What you have to do
Output the material below unchanged, apart from leaving out the pictures.

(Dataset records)

# # #

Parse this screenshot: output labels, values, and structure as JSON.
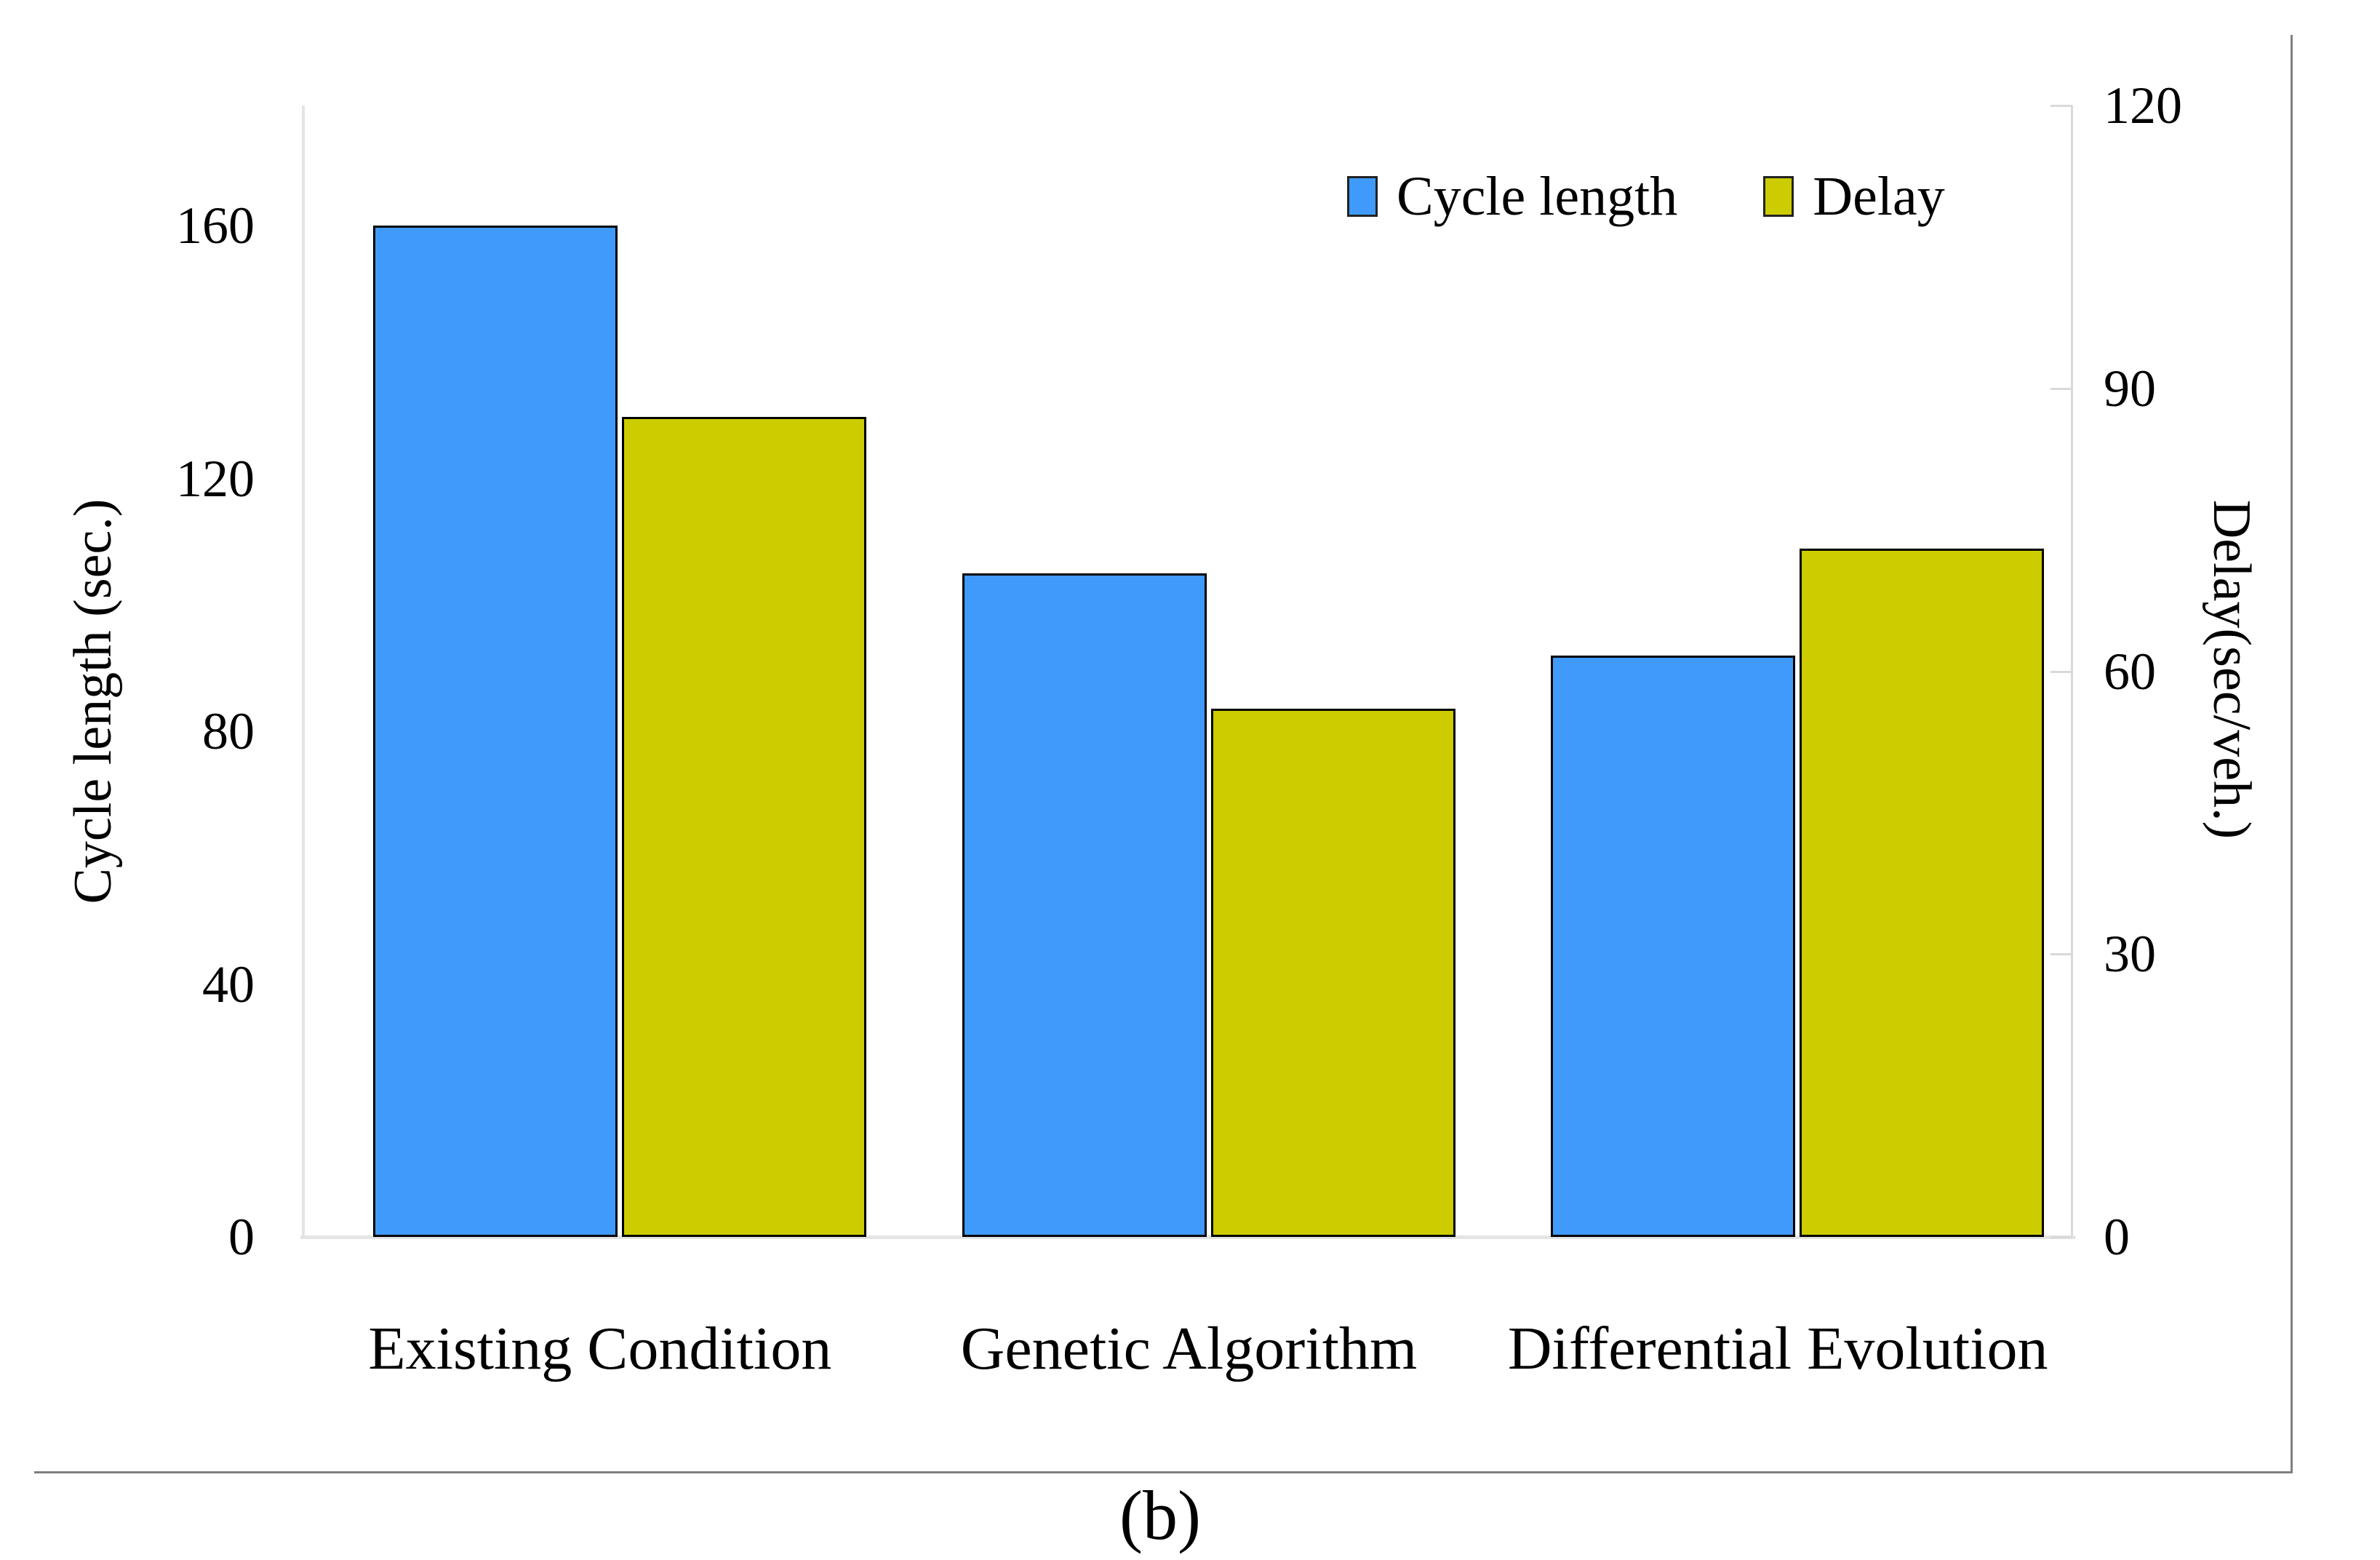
{
  "figure": {
    "caption": "(b)"
  },
  "chart_data": {
    "type": "bar",
    "title": "",
    "categories": [
      "Existing Condition",
      "Genetic Algorithm",
      "Differential Evolution"
    ],
    "series": [
      {
        "name": "Cycle length",
        "axis": "left",
        "color": "#409afc",
        "values": [
          160,
          105,
          92
        ]
      },
      {
        "name": "Delay",
        "axis": "right",
        "color": "#cccc00",
        "values": [
          87,
          56,
          73
        ]
      }
    ],
    "left_axis": {
      "title": "Cycle length (sec.)",
      "ticks": [
        0,
        40,
        80,
        120,
        160
      ],
      "range": [
        0,
        179
      ]
    },
    "right_axis": {
      "title": "Delay(sec/veh.)",
      "ticks": [
        0,
        30,
        60,
        90,
        120
      ],
      "range": [
        0,
        120
      ]
    },
    "legend": {
      "entries": [
        "Cycle length",
        "Delay"
      ],
      "position": "top-right-inside"
    },
    "grid": "off",
    "bar_border_color": "#000000",
    "axis_line_color": "#d9d9d9"
  }
}
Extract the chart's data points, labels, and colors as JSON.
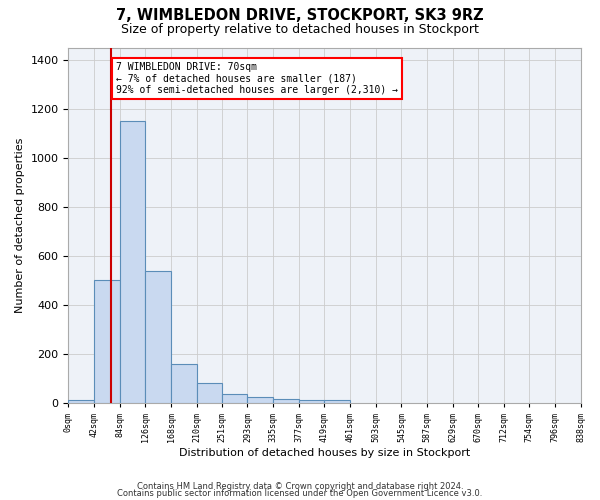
{
  "title": "7, WIMBLEDON DRIVE, STOCKPORT, SK3 9RZ",
  "subtitle": "Size of property relative to detached houses in Stockport",
  "xlabel": "Distribution of detached houses by size in Stockport",
  "ylabel": "Number of detached properties",
  "bin_edges": [
    0,
    42,
    84,
    126,
    168,
    210,
    251,
    293,
    335,
    377,
    419,
    461,
    503,
    545,
    587,
    629,
    670,
    712,
    754,
    796,
    838
  ],
  "bar_heights": [
    10,
    500,
    1150,
    540,
    160,
    80,
    35,
    25,
    15,
    10,
    10,
    0,
    0,
    0,
    0,
    0,
    0,
    0,
    0,
    0
  ],
  "bar_color": "#c9d9f0",
  "bar_edge_color": "#5b8db8",
  "grid_color": "#cccccc",
  "background_color": "#eef2f8",
  "property_size": 70,
  "red_line_color": "#cc0000",
  "annotation_text": "7 WIMBLEDON DRIVE: 70sqm\n← 7% of detached houses are smaller (187)\n92% of semi-detached houses are larger (2,310) →",
  "footer_line1": "Contains HM Land Registry data © Crown copyright and database right 2024.",
  "footer_line2": "Contains public sector information licensed under the Open Government Licence v3.0.",
  "ylim": [
    0,
    1450
  ],
  "yticks": [
    0,
    200,
    400,
    600,
    800,
    1000,
    1200,
    1400
  ]
}
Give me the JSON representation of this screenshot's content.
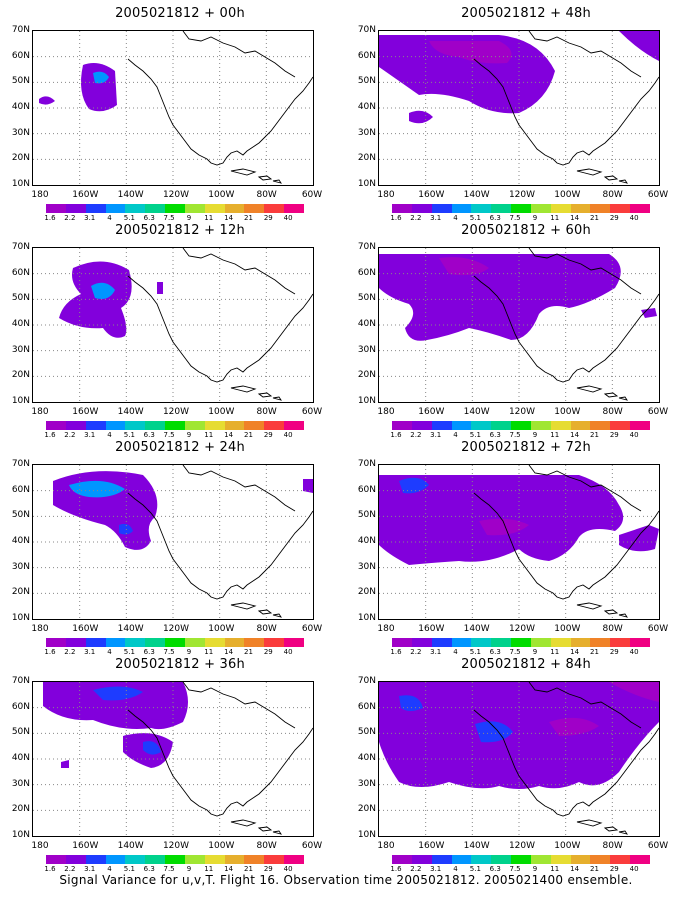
{
  "panels": [
    {
      "title": "2005021812 + 00h"
    },
    {
      "title": "2005021812 + 48h"
    },
    {
      "title": "2005021812 + 12h"
    },
    {
      "title": "2005021812 + 60h"
    },
    {
      "title": "2005021812 + 24h"
    },
    {
      "title": "2005021812 + 72h"
    },
    {
      "title": "2005021812 + 36h"
    },
    {
      "title": "2005021812 + 84h"
    }
  ],
  "axes": {
    "y_labels": [
      "70N",
      "60N",
      "50N",
      "40N",
      "30N",
      "20N",
      "10N"
    ],
    "x_labels": [
      "180",
      "160W",
      "140W",
      "120W",
      "100W",
      "80W",
      "60W"
    ]
  },
  "colorbar": {
    "labels": [
      "1.6",
      "2.2",
      "3.1",
      "4",
      "5.1",
      "6.3",
      "7.5",
      "9",
      "11",
      "14",
      "21",
      "29",
      "40"
    ],
    "colors": [
      "#a000c8",
      "#8200dc",
      "#1e3cff",
      "#0096ff",
      "#00c8c8",
      "#00d28c",
      "#00dc00",
      "#a0e632",
      "#e6dc32",
      "#e6af2d",
      "#f08228",
      "#fa3c3c",
      "#f00082"
    ]
  },
  "footer": "Signal Variance for u,v,T. Flight 16. Observation time 2005021812. 2005021400 ensemble."
}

# # #

Result of the task
Parse this screenshot: output labels, values, and structure as JSON.
{
  "figure": {
    "caption": "(b)"
  },
  "chart_data": {
    "type": "bar",
    "title": "",
    "categories": [
      "Existing Condition",
      "Genetic Algorithm",
      "Differential Evolution"
    ],
    "series": [
      {
        "name": "Cycle length",
        "axis": "left",
        "color": "#409afc",
        "values": [
          160,
          105,
          92
        ]
      },
      {
        "name": "Delay",
        "axis": "right",
        "color": "#cccc00",
        "values": [
          87,
          56,
          73
        ]
      }
    ],
    "left_axis": {
      "title": "Cycle length (sec.)",
      "ticks": [
        0,
        40,
        80,
        120,
        160
      ],
      "range": [
        0,
        179
      ]
    },
    "right_axis": {
      "title": "Delay(sec/veh.)",
      "ticks": [
        0,
        30,
        60,
        90,
        120
      ],
      "range": [
        0,
        120
      ]
    },
    "legend": {
      "entries": [
        "Cycle length",
        "Delay"
      ],
      "position": "top-right-inside"
    },
    "grid": "off",
    "bar_border_color": "#000000",
    "axis_line_color": "#d9d9d9"
  }
}
Extract the chart's data points, labels, and colors as JSON.
{
  "title": "7, WIMBLEDON DRIVE, STOCKPORT, SK3 9RZ",
  "subtitle": "Size of property relative to detached houses in Stockport",
  "xlabel": "Distribution of detached houses by size in Stockport",
  "ylabel": "Number of detached properties",
  "bin_edges": [
    0,
    42,
    84,
    126,
    168,
    210,
    251,
    293,
    335,
    377,
    419,
    461,
    503,
    545,
    587,
    629,
    670,
    712,
    754,
    796,
    838
  ],
  "bar_heights": [
    10,
    500,
    1150,
    540,
    160,
    80,
    35,
    25,
    15,
    10,
    10,
    0,
    0,
    0,
    0,
    0,
    0,
    0,
    0,
    0
  ],
  "bar_color": "#c9d9f0",
  "bar_edge_color": "#5b8db8",
  "grid_color": "#cccccc",
  "background_color": "#eef2f8",
  "property_size": 70,
  "red_line_color": "#cc0000",
  "annotation_text": "7 WIMBLEDON DRIVE: 70sqm\n← 7% of detached houses are smaller (187)\n92% of semi-detached houses are larger (2,310) →",
  "footer_line1": "Contains HM Land Registry data © Crown copyright and database right 2024.",
  "footer_line2": "Contains public sector information licensed under the Open Government Licence v3.0.",
  "ylim": [
    0,
    1450
  ],
  "yticks": [
    0,
    200,
    400,
    600,
    800,
    1000,
    1200,
    1400
  ]
}
Give me the JSON representation of this screenshot's content.
{
  "panels": [
    {
      "title": "2005021812 + 00h"
    },
    {
      "title": "2005021812 + 48h"
    },
    {
      "title": "2005021812 + 12h"
    },
    {
      "title": "2005021812 + 60h"
    },
    {
      "title": "2005021812 + 24h"
    },
    {
      "title": "2005021812 + 72h"
    },
    {
      "title": "2005021812 + 36h"
    },
    {
      "title": "2005021812 + 84h"
    }
  ],
  "axes": {
    "y_labels": [
      "70N",
      "60N",
      "50N",
      "40N",
      "30N",
      "20N",
      "10N"
    ],
    "x_labels": [
      "180",
      "160W",
      "140W",
      "120W",
      "100W",
      "80W",
      "60W"
    ]
  },
  "colorbar": {
    "labels": [
      "1.6",
      "2.2",
      "3.1",
      "4",
      "5.1",
      "6.3",
      "7.5",
      "9",
      "11",
      "14",
      "21",
      "29",
      "40"
    ],
    "colors": [
      "#a000c8",
      "#8200dc",
      "#1e3cff",
      "#0096ff",
      "#00c8c8",
      "#00d28c",
      "#00dc00",
      "#a0e632",
      "#e6dc32",
      "#e6af2d",
      "#f08228",
      "#fa3c3c",
      "#f00082"
    ]
  },
  "footer": "Signal Variance for u,v,T. Flight 16. Observation time 2005021812. 2005021400 ensemble."
}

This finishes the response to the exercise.